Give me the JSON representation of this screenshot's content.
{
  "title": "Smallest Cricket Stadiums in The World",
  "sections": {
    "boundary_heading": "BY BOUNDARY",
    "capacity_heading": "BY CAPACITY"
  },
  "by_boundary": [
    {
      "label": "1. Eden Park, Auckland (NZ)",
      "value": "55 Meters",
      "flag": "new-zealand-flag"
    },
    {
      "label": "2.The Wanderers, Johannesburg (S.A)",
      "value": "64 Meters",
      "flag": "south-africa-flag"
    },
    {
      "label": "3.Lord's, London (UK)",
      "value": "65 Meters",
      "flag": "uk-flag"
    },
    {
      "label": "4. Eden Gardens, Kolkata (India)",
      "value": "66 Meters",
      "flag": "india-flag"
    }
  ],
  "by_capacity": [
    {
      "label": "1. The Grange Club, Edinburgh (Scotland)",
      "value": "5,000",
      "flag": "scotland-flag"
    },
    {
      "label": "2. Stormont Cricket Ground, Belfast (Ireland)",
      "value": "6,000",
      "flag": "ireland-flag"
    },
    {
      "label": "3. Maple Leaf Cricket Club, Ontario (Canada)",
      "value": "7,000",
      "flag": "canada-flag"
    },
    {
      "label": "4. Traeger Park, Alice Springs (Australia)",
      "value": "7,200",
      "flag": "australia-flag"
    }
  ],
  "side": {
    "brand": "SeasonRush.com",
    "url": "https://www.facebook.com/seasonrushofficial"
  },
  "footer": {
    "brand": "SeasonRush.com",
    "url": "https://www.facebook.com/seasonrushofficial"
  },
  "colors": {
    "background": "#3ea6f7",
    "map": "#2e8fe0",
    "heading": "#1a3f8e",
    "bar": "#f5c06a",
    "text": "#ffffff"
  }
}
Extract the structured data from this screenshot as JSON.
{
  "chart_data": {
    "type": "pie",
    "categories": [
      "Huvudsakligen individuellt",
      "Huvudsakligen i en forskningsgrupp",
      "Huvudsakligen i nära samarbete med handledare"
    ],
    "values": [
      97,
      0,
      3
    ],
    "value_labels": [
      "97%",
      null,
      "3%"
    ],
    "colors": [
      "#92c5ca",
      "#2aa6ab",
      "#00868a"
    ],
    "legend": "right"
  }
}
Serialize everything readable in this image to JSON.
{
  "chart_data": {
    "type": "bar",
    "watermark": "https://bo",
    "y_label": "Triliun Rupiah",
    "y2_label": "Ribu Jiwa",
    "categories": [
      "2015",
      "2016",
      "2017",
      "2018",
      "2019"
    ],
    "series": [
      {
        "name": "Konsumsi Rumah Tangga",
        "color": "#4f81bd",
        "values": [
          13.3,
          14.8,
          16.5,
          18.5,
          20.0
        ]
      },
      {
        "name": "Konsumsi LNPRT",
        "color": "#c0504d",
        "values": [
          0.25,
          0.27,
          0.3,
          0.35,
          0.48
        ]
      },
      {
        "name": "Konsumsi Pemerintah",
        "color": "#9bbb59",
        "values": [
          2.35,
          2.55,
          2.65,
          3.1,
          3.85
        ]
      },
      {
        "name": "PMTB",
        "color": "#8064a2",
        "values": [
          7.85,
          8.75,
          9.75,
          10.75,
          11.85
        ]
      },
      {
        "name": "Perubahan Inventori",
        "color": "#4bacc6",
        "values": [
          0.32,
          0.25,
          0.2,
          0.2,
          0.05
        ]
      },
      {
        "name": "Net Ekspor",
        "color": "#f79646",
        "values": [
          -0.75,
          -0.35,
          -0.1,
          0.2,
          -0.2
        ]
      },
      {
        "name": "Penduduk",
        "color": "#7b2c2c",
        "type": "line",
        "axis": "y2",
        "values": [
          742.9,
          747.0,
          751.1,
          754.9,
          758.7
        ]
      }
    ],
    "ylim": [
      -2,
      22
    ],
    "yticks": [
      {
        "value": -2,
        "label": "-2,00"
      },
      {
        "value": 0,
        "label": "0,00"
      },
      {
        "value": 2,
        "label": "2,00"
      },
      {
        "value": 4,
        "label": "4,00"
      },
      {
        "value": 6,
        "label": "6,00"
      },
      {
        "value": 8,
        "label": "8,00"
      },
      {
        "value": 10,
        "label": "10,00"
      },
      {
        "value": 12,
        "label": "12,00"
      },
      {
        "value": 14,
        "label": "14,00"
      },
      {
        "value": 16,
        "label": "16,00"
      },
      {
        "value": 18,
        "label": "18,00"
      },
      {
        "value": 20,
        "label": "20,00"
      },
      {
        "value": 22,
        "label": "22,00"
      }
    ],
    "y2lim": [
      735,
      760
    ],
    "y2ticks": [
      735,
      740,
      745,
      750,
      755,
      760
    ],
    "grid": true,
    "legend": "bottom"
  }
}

...

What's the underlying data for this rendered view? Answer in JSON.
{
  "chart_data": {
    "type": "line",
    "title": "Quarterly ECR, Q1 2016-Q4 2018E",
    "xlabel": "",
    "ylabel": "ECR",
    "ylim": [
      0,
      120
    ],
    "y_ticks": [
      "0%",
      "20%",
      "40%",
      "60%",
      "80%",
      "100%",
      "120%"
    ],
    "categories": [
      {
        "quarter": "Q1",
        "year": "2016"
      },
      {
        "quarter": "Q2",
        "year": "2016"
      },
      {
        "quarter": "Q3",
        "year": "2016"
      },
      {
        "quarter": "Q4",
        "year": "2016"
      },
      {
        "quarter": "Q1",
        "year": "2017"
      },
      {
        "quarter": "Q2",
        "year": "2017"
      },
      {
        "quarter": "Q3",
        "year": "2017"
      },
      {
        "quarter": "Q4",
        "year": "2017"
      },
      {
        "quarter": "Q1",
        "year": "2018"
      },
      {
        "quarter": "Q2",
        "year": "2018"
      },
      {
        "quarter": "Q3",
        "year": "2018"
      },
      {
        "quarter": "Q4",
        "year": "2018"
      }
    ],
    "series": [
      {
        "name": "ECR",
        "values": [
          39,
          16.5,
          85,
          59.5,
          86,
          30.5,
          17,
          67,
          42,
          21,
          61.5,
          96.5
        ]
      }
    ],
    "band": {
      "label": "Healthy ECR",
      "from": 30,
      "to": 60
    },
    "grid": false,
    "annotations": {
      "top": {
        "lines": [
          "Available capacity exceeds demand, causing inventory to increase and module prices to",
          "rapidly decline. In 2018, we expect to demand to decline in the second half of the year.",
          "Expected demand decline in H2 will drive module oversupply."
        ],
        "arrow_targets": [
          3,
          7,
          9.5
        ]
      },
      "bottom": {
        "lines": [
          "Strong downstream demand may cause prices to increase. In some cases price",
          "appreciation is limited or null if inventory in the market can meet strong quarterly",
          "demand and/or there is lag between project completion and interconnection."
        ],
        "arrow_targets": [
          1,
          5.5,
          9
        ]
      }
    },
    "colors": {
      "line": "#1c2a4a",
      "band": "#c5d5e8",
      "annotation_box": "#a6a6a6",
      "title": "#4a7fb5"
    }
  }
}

==

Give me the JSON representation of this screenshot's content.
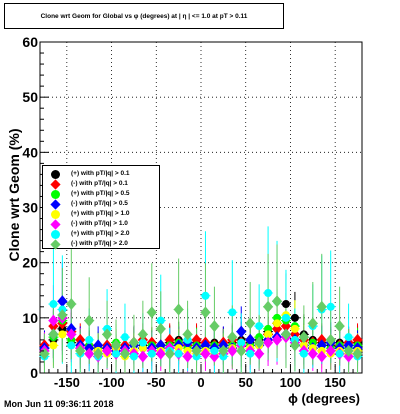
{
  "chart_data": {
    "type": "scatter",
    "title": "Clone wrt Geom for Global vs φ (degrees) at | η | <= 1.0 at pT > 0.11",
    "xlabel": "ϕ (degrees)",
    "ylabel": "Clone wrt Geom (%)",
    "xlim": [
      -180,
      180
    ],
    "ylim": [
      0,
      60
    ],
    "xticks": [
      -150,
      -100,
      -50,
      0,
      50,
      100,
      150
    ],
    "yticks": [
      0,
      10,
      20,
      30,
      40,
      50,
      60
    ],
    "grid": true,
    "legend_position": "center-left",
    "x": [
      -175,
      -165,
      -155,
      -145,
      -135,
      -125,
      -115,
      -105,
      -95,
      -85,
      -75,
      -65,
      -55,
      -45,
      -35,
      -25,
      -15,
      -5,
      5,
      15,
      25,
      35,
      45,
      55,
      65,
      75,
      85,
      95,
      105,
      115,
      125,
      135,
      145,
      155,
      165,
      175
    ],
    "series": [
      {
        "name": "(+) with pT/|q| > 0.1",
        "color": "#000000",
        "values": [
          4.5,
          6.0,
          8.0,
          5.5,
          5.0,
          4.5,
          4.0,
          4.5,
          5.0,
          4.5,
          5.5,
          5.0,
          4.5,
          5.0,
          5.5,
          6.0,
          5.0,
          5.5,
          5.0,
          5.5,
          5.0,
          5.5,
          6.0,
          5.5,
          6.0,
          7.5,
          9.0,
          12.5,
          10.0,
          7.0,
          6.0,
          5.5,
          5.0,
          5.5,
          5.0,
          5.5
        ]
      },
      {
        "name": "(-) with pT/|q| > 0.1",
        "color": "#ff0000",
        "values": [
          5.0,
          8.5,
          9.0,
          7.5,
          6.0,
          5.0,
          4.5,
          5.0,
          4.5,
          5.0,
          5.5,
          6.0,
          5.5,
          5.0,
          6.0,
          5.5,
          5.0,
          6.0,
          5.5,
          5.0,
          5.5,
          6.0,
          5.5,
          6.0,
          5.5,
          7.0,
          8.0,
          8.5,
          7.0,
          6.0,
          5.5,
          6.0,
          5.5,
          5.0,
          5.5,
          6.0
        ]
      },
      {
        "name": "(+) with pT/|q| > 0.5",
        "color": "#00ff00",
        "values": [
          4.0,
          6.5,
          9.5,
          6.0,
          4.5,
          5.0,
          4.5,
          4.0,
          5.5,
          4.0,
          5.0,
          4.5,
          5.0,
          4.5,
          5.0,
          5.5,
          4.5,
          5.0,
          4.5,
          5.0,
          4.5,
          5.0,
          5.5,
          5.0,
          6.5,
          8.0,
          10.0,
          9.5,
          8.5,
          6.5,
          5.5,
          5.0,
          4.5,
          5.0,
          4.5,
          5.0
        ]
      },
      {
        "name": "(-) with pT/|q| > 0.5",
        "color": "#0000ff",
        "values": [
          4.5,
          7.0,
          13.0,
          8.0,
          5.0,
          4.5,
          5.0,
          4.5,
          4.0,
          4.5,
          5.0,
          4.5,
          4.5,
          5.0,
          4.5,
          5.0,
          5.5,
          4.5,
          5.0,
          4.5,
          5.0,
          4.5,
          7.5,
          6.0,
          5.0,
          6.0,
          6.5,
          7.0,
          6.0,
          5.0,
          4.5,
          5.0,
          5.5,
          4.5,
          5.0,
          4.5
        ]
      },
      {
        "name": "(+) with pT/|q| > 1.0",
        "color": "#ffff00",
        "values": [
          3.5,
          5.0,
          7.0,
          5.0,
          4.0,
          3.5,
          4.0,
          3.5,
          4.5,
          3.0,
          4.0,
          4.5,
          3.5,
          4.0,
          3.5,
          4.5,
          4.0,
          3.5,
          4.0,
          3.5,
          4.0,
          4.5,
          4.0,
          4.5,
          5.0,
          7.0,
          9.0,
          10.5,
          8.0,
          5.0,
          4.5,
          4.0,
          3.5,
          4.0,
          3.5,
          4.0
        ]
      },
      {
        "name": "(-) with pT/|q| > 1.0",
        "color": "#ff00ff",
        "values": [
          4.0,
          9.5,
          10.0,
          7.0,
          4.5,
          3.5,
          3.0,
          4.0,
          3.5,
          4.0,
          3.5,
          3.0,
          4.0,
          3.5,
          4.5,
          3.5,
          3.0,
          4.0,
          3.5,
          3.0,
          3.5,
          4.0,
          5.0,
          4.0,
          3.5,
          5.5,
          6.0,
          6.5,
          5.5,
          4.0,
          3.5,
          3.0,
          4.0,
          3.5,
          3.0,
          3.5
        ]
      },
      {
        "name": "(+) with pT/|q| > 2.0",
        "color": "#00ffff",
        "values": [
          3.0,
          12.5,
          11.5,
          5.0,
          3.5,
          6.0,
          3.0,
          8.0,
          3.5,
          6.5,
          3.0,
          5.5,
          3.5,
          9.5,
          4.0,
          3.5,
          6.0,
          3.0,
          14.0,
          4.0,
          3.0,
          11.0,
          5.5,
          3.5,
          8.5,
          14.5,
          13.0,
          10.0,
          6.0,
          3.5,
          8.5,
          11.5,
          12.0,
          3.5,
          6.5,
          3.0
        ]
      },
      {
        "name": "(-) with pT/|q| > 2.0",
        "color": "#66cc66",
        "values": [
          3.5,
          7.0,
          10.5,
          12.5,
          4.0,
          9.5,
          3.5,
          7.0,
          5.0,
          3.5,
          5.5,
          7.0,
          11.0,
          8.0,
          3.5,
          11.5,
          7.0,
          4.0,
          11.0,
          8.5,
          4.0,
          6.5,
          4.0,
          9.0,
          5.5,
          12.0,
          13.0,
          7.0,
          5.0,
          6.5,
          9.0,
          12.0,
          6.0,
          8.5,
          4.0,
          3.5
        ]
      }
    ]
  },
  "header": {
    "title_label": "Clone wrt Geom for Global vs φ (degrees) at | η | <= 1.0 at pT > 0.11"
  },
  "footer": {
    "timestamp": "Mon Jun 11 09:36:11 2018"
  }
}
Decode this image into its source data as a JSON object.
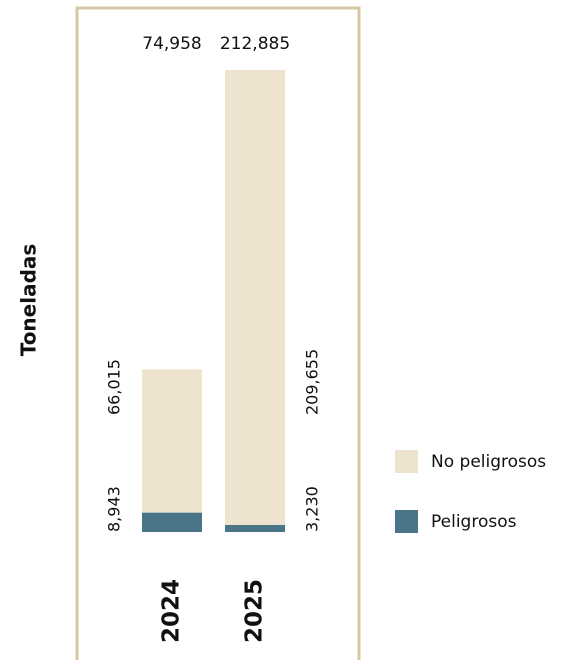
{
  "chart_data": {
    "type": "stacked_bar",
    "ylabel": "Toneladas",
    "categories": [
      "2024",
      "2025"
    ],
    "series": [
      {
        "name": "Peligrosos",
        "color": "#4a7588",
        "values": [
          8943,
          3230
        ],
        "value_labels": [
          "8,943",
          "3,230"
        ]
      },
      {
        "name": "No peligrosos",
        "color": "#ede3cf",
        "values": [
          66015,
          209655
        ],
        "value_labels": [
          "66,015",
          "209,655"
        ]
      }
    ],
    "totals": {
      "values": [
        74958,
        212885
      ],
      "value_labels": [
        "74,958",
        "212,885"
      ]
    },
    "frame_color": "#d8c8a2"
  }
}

**Problem to solve**
Filter the records down to the lines that contain the string "Huvudsakligen", and copy those lines.

**Reply**
      "Huvudsakligen individuellt",
      "Huvudsakligen i en forskningsgrupp",
      "Huvudsakligen i nära samarbete med handledare"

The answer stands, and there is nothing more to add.